-- START OF Records supplied --
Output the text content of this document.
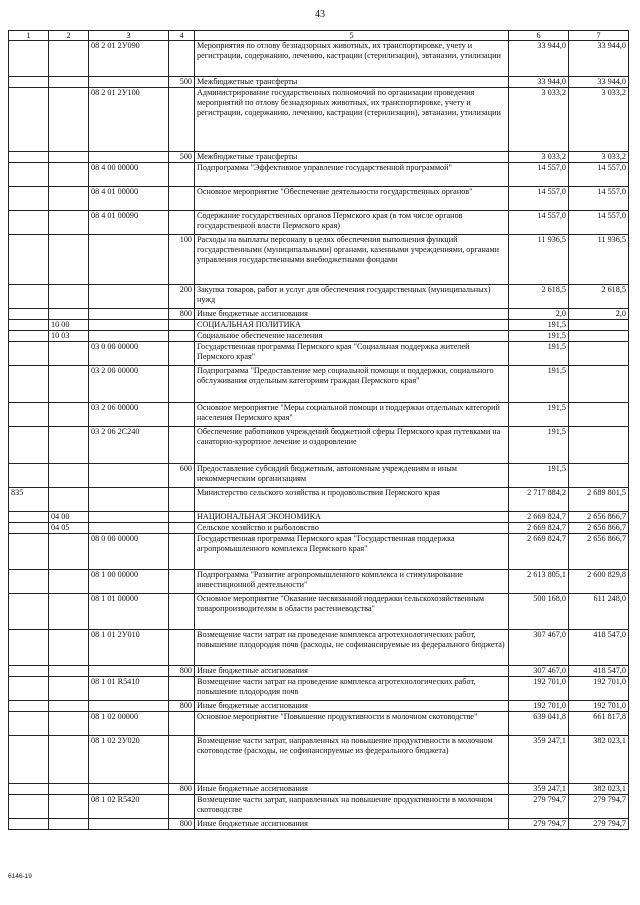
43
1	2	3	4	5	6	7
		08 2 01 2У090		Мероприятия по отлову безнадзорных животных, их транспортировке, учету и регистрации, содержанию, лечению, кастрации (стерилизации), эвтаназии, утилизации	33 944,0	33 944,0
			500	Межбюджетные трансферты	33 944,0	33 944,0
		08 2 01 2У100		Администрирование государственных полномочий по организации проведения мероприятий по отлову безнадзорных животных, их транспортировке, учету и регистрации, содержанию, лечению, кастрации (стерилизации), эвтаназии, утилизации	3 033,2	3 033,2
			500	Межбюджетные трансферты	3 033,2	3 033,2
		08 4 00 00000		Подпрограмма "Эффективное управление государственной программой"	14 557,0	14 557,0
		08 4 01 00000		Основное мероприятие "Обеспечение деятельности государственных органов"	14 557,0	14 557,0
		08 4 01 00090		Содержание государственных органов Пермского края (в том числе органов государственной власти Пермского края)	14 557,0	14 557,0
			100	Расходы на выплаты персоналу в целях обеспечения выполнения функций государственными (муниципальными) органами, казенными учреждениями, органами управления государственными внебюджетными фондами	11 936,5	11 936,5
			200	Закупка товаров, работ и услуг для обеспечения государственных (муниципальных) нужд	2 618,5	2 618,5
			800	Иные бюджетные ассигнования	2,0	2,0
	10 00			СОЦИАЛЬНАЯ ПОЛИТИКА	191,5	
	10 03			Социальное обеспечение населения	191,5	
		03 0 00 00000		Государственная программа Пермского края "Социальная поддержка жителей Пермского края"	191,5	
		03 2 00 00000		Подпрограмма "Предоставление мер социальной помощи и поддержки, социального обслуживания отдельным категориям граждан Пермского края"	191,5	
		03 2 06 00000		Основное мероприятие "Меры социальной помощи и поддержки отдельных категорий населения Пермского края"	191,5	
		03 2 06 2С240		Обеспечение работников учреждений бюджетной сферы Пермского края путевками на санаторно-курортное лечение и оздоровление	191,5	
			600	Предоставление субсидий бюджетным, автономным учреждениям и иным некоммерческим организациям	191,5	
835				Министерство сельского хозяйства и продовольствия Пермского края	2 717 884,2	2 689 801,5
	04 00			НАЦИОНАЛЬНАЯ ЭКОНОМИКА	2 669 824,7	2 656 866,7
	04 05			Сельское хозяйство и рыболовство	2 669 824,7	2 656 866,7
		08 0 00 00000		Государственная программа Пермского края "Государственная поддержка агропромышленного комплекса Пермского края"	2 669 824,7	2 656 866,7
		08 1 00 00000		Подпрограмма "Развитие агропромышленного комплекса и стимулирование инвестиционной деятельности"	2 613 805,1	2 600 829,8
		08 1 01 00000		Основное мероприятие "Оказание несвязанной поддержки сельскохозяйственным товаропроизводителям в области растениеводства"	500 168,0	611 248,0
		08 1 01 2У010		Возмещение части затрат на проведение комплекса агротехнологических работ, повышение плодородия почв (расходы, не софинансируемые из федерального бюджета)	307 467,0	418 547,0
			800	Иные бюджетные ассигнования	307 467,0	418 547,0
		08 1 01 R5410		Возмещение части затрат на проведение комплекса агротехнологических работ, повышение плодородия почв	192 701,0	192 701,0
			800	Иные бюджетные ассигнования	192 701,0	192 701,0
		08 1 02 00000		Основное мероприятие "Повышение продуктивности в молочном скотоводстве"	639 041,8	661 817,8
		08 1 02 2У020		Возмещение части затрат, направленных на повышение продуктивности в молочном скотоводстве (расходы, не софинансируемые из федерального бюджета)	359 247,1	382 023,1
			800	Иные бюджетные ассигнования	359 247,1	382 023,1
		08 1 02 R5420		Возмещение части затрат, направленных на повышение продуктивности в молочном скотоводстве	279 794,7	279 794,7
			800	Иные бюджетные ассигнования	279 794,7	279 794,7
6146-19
-- END OF Records supplied --
■ **Task to carry out**:
Each entry above should be reproduced exactly, with the pictures removed.

■ **The response**:
Output the text content of this document.
43
1	2	3	4	5	6	7
		08 2 01 2У090		Мероприятия по отлову безнадзорных животных, их транспортировке, учету и регистрации, содержанию, лечению, кастрации (стерилизации), эвтаназии, утилизации	33 944,0	33 944,0
			500	Межбюджетные трансферты	33 944,0	33 944,0
		08 2 01 2У100		Администрирование государственных полномочий по организации проведения мероприятий по отлову безнадзорных животных, их транспортировке, учету и регистрации, содержанию, лечению, кастрации (стерилизации), эвтаназии, утилизации	3 033,2	3 033,2
			500	Межбюджетные трансферты	3 033,2	3 033,2
		08 4 00 00000		Подпрограмма "Эффективное управление государственной программой"	14 557,0	14 557,0
		08 4 01 00000		Основное мероприятие "Обеспечение деятельности государственных органов"	14 557,0	14 557,0
		08 4 01 00090		Содержание государственных органов Пермского края (в том числе органов государственной власти Пермского края)	14 557,0	14 557,0
			100	Расходы на выплаты персоналу в целях обеспечения выполнения функций государственными (муниципальными) органами, казенными учреждениями, органами управления государственными внебюджетными фондами	11 936,5	11 936,5
			200	Закупка товаров, работ и услуг для обеспечения государственных (муниципальных) нужд	2 618,5	2 618,5
			800	Иные бюджетные ассигнования	2,0	2,0
	10 00			СОЦИАЛЬНАЯ ПОЛИТИКА	191,5	
	10 03			Социальное обеспечение населения	191,5	
		03 0 00 00000		Государственная программа Пермского края "Социальная поддержка жителей Пермского края"	191,5	
		03 2 00 00000		Подпрограмма "Предоставление мер социальной помощи и поддержки, социального обслуживания отдельным категориям граждан Пермского края"	191,5	
		03 2 06 00000		Основное мероприятие "Меры социальной помощи и поддержки отдельных категорий населения Пермского края"	191,5	
		03 2 06 2С240		Обеспечение работников учреждений бюджетной сферы Пермского края путевками на санаторно-курортное лечение и оздоровление	191,5	
			600	Предоставление субсидий бюджетным, автономным учреждениям и иным некоммерческим организациям	191,5	
835				Министерство сельского хозяйства и продовольствия Пермского края	2 717 884,2	2 689 801,5
	04 00			НАЦИОНАЛЬНАЯ ЭКОНОМИКА	2 669 824,7	2 656 866,7
	04 05			Сельское хозяйство и рыболовство	2 669 824,7	2 656 866,7
		08 0 00 00000		Государственная программа Пермского края "Государственная поддержка агропромышленного комплекса Пермского края"	2 669 824,7	2 656 866,7
		08 1 00 00000		Подпрограмма "Развитие агропромышленного комплекса и стимулирование инвестиционной деятельности"	2 613 805,1	2 600 829,8
		08 1 01 00000		Основное мероприятие "Оказание несвязанной поддержки сельскохозяйственным товаропроизводителям в области растениеводства"	500 168,0	611 248,0
		08 1 01 2У010		Возмещение части затрат на проведение комплекса агротехнологических работ, повышение плодородия почв (расходы, не софинансируемые из федерального бюджета)	307 467,0	418 547,0
			800	Иные бюджетные ассигнования	307 467,0	418 547,0
		08 1 01 R5410		Возмещение части затрат на проведение комплекса агротехнологических работ, повышение плодородия почв	192 701,0	192 701,0
			800	Иные бюджетные ассигнования	192 701,0	192 701,0
		08 1 02 00000		Основное мероприятие "Повышение продуктивности в молочном скотоводстве"	639 041,8	661 817,8
		08 1 02 2У020		Возмещение части затрат, направленных на повышение продуктивности в молочном скотоводстве (расходы, не софинансируемые из федерального бюджета)	359 247,1	382 023,1
			800	Иные бюджетные ассигнования	359 247,1	382 023,1
		08 1 02 R5420		Возмещение части затрат, направленных на повышение продуктивности в молочном скотоводстве	279 794,7	279 794,7
			800	Иные бюджетные ассигнования	279 794,7	279 794,7
6146-19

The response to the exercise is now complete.